(Records about charts and figures)
▬▬▬
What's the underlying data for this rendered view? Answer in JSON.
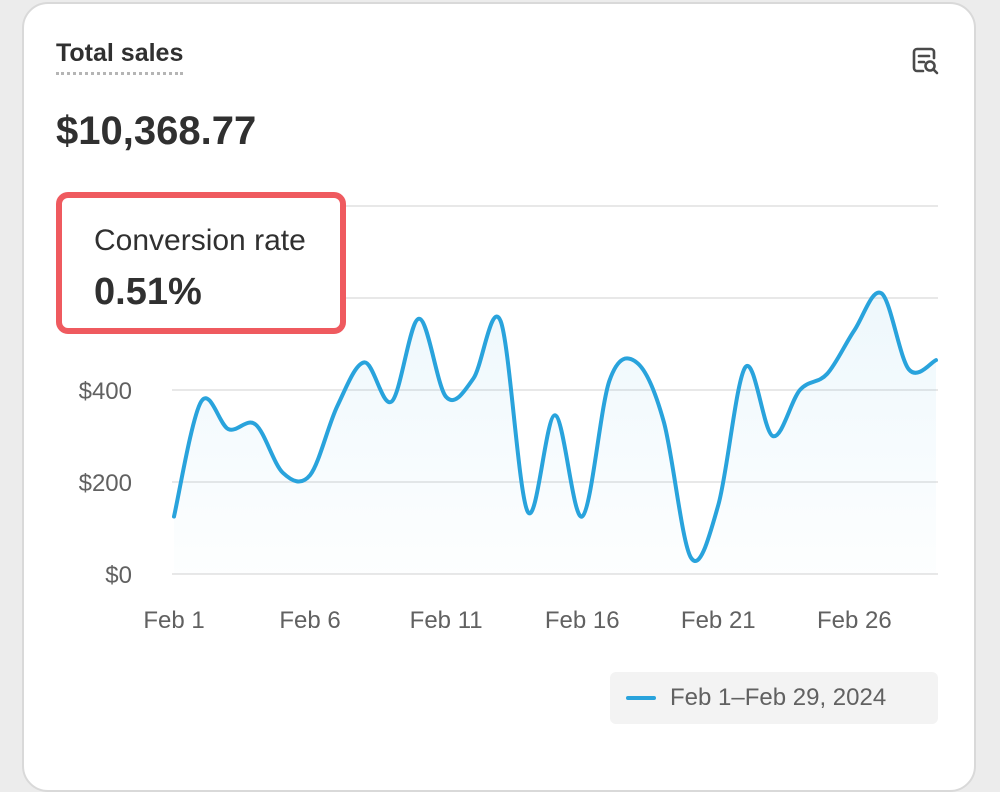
{
  "card": {
    "title": "Total sales",
    "total_value": "$10,368.77",
    "icon": "analytics-search-icon"
  },
  "highlight": {
    "label": "Conversion rate",
    "value": "0.51%",
    "border_color": "#ef5a5f"
  },
  "legend": {
    "label": "Feb 1–Feb 29, 2024",
    "color": "#29a3dc"
  },
  "chart_data": {
    "type": "line",
    "title": "",
    "xlabel": "",
    "ylabel": "",
    "grid": true,
    "legend_position": "bottom-right",
    "ylim": [
      0,
      800
    ],
    "yticks": [
      {
        "value": 0,
        "label": "$0"
      },
      {
        "value": 200,
        "label": "$200"
      },
      {
        "value": 400,
        "label": "$400"
      }
    ],
    "xticks": [
      {
        "day": 1,
        "label": "Feb 1"
      },
      {
        "day": 6,
        "label": "Feb 6"
      },
      {
        "day": 11,
        "label": "Feb 11"
      },
      {
        "day": 16,
        "label": "Feb 16"
      },
      {
        "day": 21,
        "label": "Feb 21"
      },
      {
        "day": 26,
        "label": "Feb 26"
      }
    ],
    "series": [
      {
        "name": "Feb 1–Feb 29, 2024",
        "color": "#29a3dc",
        "x": [
          1,
          2,
          3,
          4,
          5,
          6,
          7,
          8,
          9,
          10,
          11,
          12,
          13,
          14,
          15,
          16,
          17,
          18,
          19,
          20,
          21,
          22,
          23,
          24,
          25,
          26,
          27,
          28,
          29
        ],
        "values": [
          125,
          375,
          315,
          325,
          220,
          215,
          365,
          460,
          375,
          555,
          385,
          425,
          550,
          135,
          345,
          125,
          420,
          460,
          330,
          35,
          150,
          450,
          300,
          400,
          435,
          530,
          610,
          445,
          465
        ]
      }
    ]
  }
}
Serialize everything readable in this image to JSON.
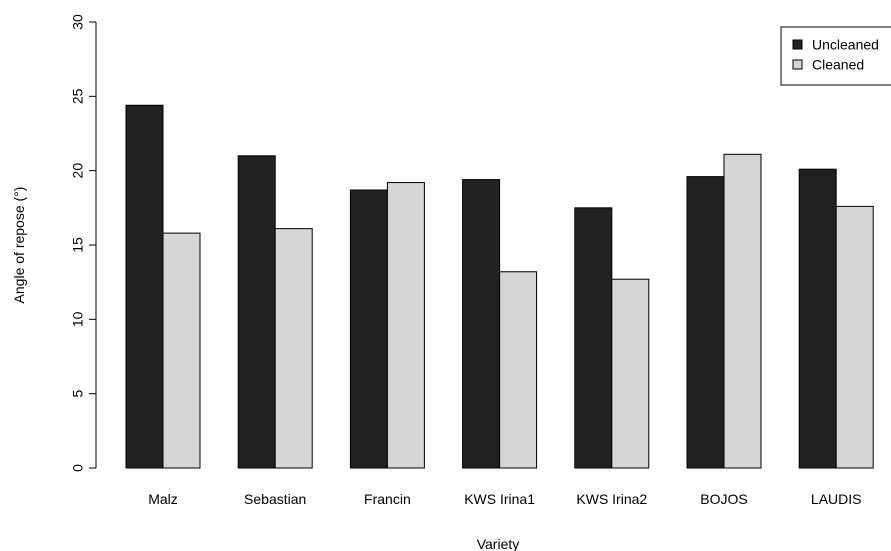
{
  "chart_data": {
    "type": "bar",
    "title": "",
    "xlabel": "Variety",
    "ylabel": "Angle of repose (°)",
    "ylim": [
      0,
      30
    ],
    "yticks": [
      "0",
      "5",
      "10",
      "15",
      "20",
      "25",
      "30"
    ],
    "categories": [
      "Malz",
      "Sebastian",
      "Francin",
      "KWS Irina1",
      "KWS Irina2",
      "BOJOS",
      "LAUDIS"
    ],
    "series": [
      {
        "name": "Uncleaned",
        "color": "#222222",
        "values": [
          24.4,
          21.0,
          18.7,
          19.4,
          17.5,
          19.6,
          20.1
        ]
      },
      {
        "name": "Cleaned",
        "color": "#d6d6d6",
        "values": [
          15.8,
          16.1,
          19.2,
          13.2,
          12.7,
          21.1,
          17.6
        ]
      }
    ],
    "legend_position": "top-right",
    "grid": false
  }
}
▬▬▬
- **Required task**
Search the records for the word "right" and copy every line where it occurs.

- **The result**
    "legend_position": "bottom-right",
    "legend_position": "top-right",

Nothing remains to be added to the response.